GIVEN EXERCISE: Reproduce every line of the records below without changing a character.

Records taken from a collection
________________________________________
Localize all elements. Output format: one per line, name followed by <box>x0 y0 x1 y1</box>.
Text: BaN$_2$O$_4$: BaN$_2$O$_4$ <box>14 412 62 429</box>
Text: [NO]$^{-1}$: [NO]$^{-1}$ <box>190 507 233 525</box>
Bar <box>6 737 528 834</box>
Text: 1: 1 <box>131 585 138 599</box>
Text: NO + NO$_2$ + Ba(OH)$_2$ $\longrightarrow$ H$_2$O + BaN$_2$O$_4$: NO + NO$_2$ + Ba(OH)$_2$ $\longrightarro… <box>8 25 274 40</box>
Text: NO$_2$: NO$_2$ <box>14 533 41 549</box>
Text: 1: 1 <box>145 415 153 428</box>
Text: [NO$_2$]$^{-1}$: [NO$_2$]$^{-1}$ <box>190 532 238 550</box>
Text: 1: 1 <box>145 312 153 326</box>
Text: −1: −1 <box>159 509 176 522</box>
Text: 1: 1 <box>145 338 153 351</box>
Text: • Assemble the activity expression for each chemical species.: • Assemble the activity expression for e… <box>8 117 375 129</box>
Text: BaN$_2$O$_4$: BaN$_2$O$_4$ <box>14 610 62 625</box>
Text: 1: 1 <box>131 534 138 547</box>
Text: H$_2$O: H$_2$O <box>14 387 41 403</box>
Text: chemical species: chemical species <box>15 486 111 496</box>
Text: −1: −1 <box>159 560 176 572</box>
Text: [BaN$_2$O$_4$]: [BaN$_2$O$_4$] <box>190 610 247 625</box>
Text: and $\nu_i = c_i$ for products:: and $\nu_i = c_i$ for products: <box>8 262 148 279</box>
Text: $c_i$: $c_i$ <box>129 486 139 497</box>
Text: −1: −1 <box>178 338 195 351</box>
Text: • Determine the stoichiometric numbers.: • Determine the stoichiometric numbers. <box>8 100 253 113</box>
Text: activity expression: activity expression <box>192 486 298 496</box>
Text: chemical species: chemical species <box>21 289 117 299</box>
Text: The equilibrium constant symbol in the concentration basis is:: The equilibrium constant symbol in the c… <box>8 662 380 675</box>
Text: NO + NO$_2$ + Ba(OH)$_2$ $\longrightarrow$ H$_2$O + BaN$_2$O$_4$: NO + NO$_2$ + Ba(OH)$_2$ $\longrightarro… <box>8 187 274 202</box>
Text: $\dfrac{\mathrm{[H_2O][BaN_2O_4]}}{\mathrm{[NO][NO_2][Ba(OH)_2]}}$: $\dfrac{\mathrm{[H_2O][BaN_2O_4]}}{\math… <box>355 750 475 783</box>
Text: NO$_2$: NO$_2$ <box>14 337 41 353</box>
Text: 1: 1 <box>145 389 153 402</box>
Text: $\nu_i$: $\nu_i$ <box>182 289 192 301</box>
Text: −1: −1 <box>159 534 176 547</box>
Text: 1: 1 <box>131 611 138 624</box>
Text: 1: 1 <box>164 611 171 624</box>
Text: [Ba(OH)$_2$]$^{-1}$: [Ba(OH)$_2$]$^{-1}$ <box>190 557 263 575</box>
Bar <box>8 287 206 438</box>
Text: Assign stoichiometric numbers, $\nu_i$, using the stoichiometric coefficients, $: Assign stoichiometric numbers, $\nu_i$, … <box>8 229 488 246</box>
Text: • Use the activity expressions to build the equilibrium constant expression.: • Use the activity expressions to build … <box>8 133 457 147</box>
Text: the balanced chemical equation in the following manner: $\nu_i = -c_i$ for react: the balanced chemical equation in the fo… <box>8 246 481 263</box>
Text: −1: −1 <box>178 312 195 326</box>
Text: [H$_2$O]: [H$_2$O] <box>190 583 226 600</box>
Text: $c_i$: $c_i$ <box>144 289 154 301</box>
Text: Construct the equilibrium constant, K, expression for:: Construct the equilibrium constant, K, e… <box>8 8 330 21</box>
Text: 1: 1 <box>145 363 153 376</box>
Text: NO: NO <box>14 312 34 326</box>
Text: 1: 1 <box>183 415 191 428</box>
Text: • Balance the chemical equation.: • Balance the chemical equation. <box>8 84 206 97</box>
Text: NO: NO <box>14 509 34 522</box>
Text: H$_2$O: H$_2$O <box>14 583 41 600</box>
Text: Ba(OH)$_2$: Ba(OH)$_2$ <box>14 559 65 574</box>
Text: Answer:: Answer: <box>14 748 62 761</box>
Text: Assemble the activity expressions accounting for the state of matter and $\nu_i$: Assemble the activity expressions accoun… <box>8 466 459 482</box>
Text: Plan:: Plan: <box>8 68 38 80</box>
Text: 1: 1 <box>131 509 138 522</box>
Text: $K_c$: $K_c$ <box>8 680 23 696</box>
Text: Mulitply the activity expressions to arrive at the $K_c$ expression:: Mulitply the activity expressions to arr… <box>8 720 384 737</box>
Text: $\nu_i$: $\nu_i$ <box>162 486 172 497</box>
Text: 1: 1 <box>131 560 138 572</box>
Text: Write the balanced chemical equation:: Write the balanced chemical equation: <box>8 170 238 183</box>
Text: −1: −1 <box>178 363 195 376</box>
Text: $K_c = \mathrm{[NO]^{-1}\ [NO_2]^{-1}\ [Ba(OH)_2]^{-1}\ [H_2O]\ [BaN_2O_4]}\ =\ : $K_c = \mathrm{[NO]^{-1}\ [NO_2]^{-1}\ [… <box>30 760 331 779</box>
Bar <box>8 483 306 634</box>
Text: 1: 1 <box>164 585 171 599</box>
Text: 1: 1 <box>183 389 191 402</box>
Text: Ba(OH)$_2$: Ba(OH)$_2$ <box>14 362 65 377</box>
________________________________________
SOLUTION BELOW:
Localize all elements. Output format: one per line, name followed by <box>x0 y0 x1 y1</box>.
Text: BaN$_2$O$_4$: BaN$_2$O$_4$ <box>14 412 62 429</box>
Text: [NO]$^{-1}$: [NO]$^{-1}$ <box>190 507 233 525</box>
Bar <box>6 737 528 834</box>
Text: 1: 1 <box>131 585 138 599</box>
Text: NO + NO$_2$ + Ba(OH)$_2$ $\longrightarrow$ H$_2$O + BaN$_2$O$_4$: NO + NO$_2$ + Ba(OH)$_2$ $\longrightarro… <box>8 25 274 40</box>
Text: NO$_2$: NO$_2$ <box>14 533 41 549</box>
Text: 1: 1 <box>145 415 153 428</box>
Text: [NO$_2$]$^{-1}$: [NO$_2$]$^{-1}$ <box>190 532 238 550</box>
Text: 1: 1 <box>145 312 153 326</box>
Text: −1: −1 <box>159 509 176 522</box>
Text: 1: 1 <box>145 338 153 351</box>
Text: • Assemble the activity expression for each chemical species.: • Assemble the activity expression for e… <box>8 117 375 129</box>
Text: BaN$_2$O$_4$: BaN$_2$O$_4$ <box>14 610 62 625</box>
Text: 1: 1 <box>131 534 138 547</box>
Text: H$_2$O: H$_2$O <box>14 387 41 403</box>
Text: chemical species: chemical species <box>15 486 111 496</box>
Text: −1: −1 <box>159 560 176 572</box>
Text: [BaN$_2$O$_4$]: [BaN$_2$O$_4$] <box>190 610 247 625</box>
Text: and $\nu_i = c_i$ for products:: and $\nu_i = c_i$ for products: <box>8 262 148 279</box>
Text: $c_i$: $c_i$ <box>129 486 139 497</box>
Text: −1: −1 <box>178 338 195 351</box>
Text: • Determine the stoichiometric numbers.: • Determine the stoichiometric numbers. <box>8 100 253 113</box>
Text: activity expression: activity expression <box>192 486 298 496</box>
Text: chemical species: chemical species <box>21 289 117 299</box>
Text: The equilibrium constant symbol in the concentration basis is:: The equilibrium constant symbol in the c… <box>8 662 380 675</box>
Text: NO + NO$_2$ + Ba(OH)$_2$ $\longrightarrow$ H$_2$O + BaN$_2$O$_4$: NO + NO$_2$ + Ba(OH)$_2$ $\longrightarro… <box>8 187 274 202</box>
Text: $\dfrac{\mathrm{[H_2O][BaN_2O_4]}}{\mathrm{[NO][NO_2][Ba(OH)_2]}}$: $\dfrac{\mathrm{[H_2O][BaN_2O_4]}}{\math… <box>355 750 475 783</box>
Text: NO$_2$: NO$_2$ <box>14 337 41 353</box>
Text: 1: 1 <box>145 389 153 402</box>
Text: $\nu_i$: $\nu_i$ <box>182 289 192 301</box>
Text: −1: −1 <box>159 534 176 547</box>
Text: 1: 1 <box>131 611 138 624</box>
Text: 1: 1 <box>164 611 171 624</box>
Text: [Ba(OH)$_2$]$^{-1}$: [Ba(OH)$_2$]$^{-1}$ <box>190 557 263 575</box>
Bar <box>8 287 206 438</box>
Text: Assign stoichiometric numbers, $\nu_i$, using the stoichiometric coefficients, $: Assign stoichiometric numbers, $\nu_i$, … <box>8 229 488 246</box>
Text: • Use the activity expressions to build the equilibrium constant expression.: • Use the activity expressions to build … <box>8 133 457 147</box>
Text: the balanced chemical equation in the following manner: $\nu_i = -c_i$ for react: the balanced chemical equation in the fo… <box>8 246 481 263</box>
Text: −1: −1 <box>178 312 195 326</box>
Text: [H$_2$O]: [H$_2$O] <box>190 583 226 600</box>
Text: $c_i$: $c_i$ <box>144 289 154 301</box>
Text: Construct the equilibrium constant, K, expression for:: Construct the equilibrium constant, K, e… <box>8 8 330 21</box>
Text: 1: 1 <box>145 363 153 376</box>
Text: NO: NO <box>14 312 34 326</box>
Text: 1: 1 <box>183 415 191 428</box>
Text: • Balance the chemical equation.: • Balance the chemical equation. <box>8 84 206 97</box>
Text: NO: NO <box>14 509 34 522</box>
Text: H$_2$O: H$_2$O <box>14 583 41 600</box>
Text: Ba(OH)$_2$: Ba(OH)$_2$ <box>14 559 65 574</box>
Text: Answer:: Answer: <box>14 748 62 761</box>
Text: Assemble the activity expressions accounting for the state of matter and $\nu_i$: Assemble the activity expressions accoun… <box>8 466 459 482</box>
Text: Plan:: Plan: <box>8 68 38 80</box>
Text: 1: 1 <box>131 509 138 522</box>
Text: $K_c$: $K_c$ <box>8 680 23 696</box>
Text: Mulitply the activity expressions to arrive at the $K_c$ expression:: Mulitply the activity expressions to arr… <box>8 720 384 737</box>
Text: $\nu_i$: $\nu_i$ <box>162 486 172 497</box>
Text: 1: 1 <box>131 560 138 572</box>
Text: Write the balanced chemical equation:: Write the balanced chemical equation: <box>8 170 238 183</box>
Text: −1: −1 <box>178 363 195 376</box>
Text: $K_c = \mathrm{[NO]^{-1}\ [NO_2]^{-1}\ [Ba(OH)_2]^{-1}\ [H_2O]\ [BaN_2O_4]}\ =\ : $K_c = \mathrm{[NO]^{-1}\ [NO_2]^{-1}\ [… <box>30 760 331 779</box>
Bar <box>8 483 306 634</box>
Text: 1: 1 <box>164 585 171 599</box>
Text: 1: 1 <box>183 389 191 402</box>
Text: Ba(OH)$_2$: Ba(OH)$_2$ <box>14 362 65 377</box>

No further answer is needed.